EXERCISE REQUIREMENTS:
Copy out the data exactly, leaving the pictures behind.

INFORMATION SHOWN:
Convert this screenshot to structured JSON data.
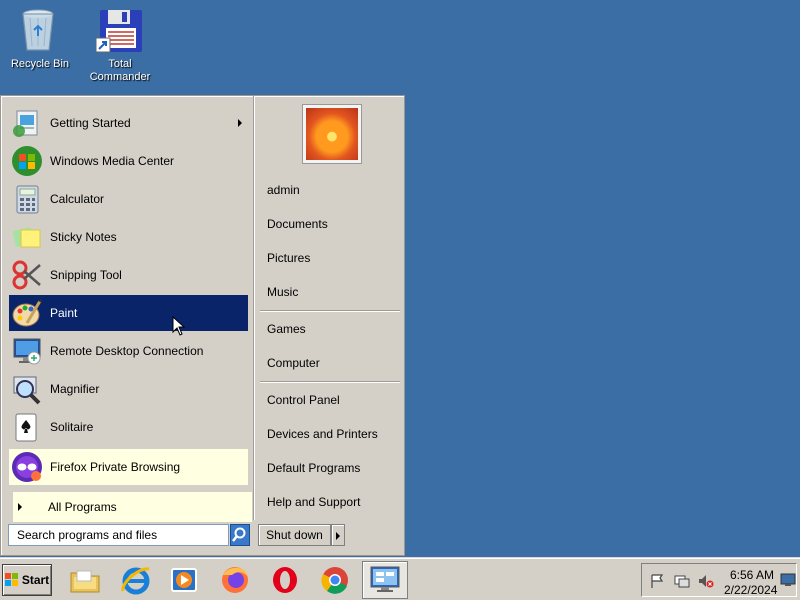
{
  "desktop": {
    "icons": [
      {
        "label": "Recycle Bin"
      },
      {
        "label": "Total Commander"
      }
    ]
  },
  "start_menu": {
    "programs": [
      {
        "label": "Getting Started",
        "icon": "getting-started-icon",
        "has_submenu": true
      },
      {
        "label": "Windows Media Center",
        "icon": "windows-media-center-icon"
      },
      {
        "label": "Calculator",
        "icon": "calculator-icon"
      },
      {
        "label": "Sticky Notes",
        "icon": "sticky-notes-icon"
      },
      {
        "label": "Snipping Tool",
        "icon": "snipping-tool-icon"
      },
      {
        "label": "Paint",
        "icon": "paint-icon",
        "selected": true
      },
      {
        "label": "Remote Desktop Connection",
        "icon": "remote-desktop-icon"
      },
      {
        "label": "Magnifier",
        "icon": "magnifier-icon"
      },
      {
        "label": "Solitaire",
        "icon": "solitaire-icon"
      },
      {
        "label": "Firefox Private Browsing",
        "icon": "firefox-private-icon",
        "pinned": true
      }
    ],
    "all_programs": "All Programs",
    "search_placeholder": "Search programs and files",
    "right_items": {
      "user": "admin",
      "documents": "Documents",
      "pictures": "Pictures",
      "music": "Music",
      "games": "Games",
      "computer": "Computer",
      "control_panel": "Control Panel",
      "devices": "Devices and Printers",
      "default_programs": "Default Programs",
      "help": "Help and Support"
    },
    "shutdown_label": "Shut down"
  },
  "taskbar": {
    "start_label": "Start",
    "apps": [
      {
        "icon": "file-explorer-icon"
      },
      {
        "icon": "internet-explorer-icon"
      },
      {
        "icon": "media-player-icon"
      },
      {
        "icon": "firefox-icon"
      },
      {
        "icon": "opera-icon"
      },
      {
        "icon": "chrome-icon"
      },
      {
        "icon": "remote-desktop-taskbar-icon",
        "active": true
      }
    ],
    "clock": {
      "time": "6:56 AM",
      "date": "2/22/2024"
    }
  },
  "colors": {
    "desktop": "#3a6ea5",
    "selection": "#0a246a",
    "pinned_bg": "#ffffe1",
    "chrome": "#d4d0c8"
  }
}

ANSWER TO THE TASK:
Convert this screenshot to structured JSON data.
{
  "desktop": {
    "icons": [
      {
        "label": "Recycle Bin"
      },
      {
        "label": "Total Commander"
      }
    ]
  },
  "start_menu": {
    "programs": [
      {
        "label": "Getting Started",
        "icon": "getting-started-icon",
        "has_submenu": true
      },
      {
        "label": "Windows Media Center",
        "icon": "windows-media-center-icon"
      },
      {
        "label": "Calculator",
        "icon": "calculator-icon"
      },
      {
        "label": "Sticky Notes",
        "icon": "sticky-notes-icon"
      },
      {
        "label": "Snipping Tool",
        "icon": "snipping-tool-icon"
      },
      {
        "label": "Paint",
        "icon": "paint-icon",
        "selected": true
      },
      {
        "label": "Remote Desktop Connection",
        "icon": "remote-desktop-icon"
      },
      {
        "label": "Magnifier",
        "icon": "magnifier-icon"
      },
      {
        "label": "Solitaire",
        "icon": "solitaire-icon"
      },
      {
        "label": "Firefox Private Browsing",
        "icon": "firefox-private-icon",
        "pinned": true
      }
    ],
    "all_programs": "All Programs",
    "search_placeholder": "Search programs and files",
    "right_items": {
      "user": "admin",
      "documents": "Documents",
      "pictures": "Pictures",
      "music": "Music",
      "games": "Games",
      "computer": "Computer",
      "control_panel": "Control Panel",
      "devices": "Devices and Printers",
      "default_programs": "Default Programs",
      "help": "Help and Support"
    },
    "shutdown_label": "Shut down"
  },
  "taskbar": {
    "start_label": "Start",
    "apps": [
      {
        "icon": "file-explorer-icon"
      },
      {
        "icon": "internet-explorer-icon"
      },
      {
        "icon": "media-player-icon"
      },
      {
        "icon": "firefox-icon"
      },
      {
        "icon": "opera-icon"
      },
      {
        "icon": "chrome-icon"
      },
      {
        "icon": "remote-desktop-taskbar-icon",
        "active": true
      }
    ],
    "clock": {
      "time": "6:56 AM",
      "date": "2/22/2024"
    }
  },
  "colors": {
    "desktop": "#3a6ea5",
    "selection": "#0a246a",
    "pinned_bg": "#ffffe1",
    "chrome": "#d4d0c8"
  }
}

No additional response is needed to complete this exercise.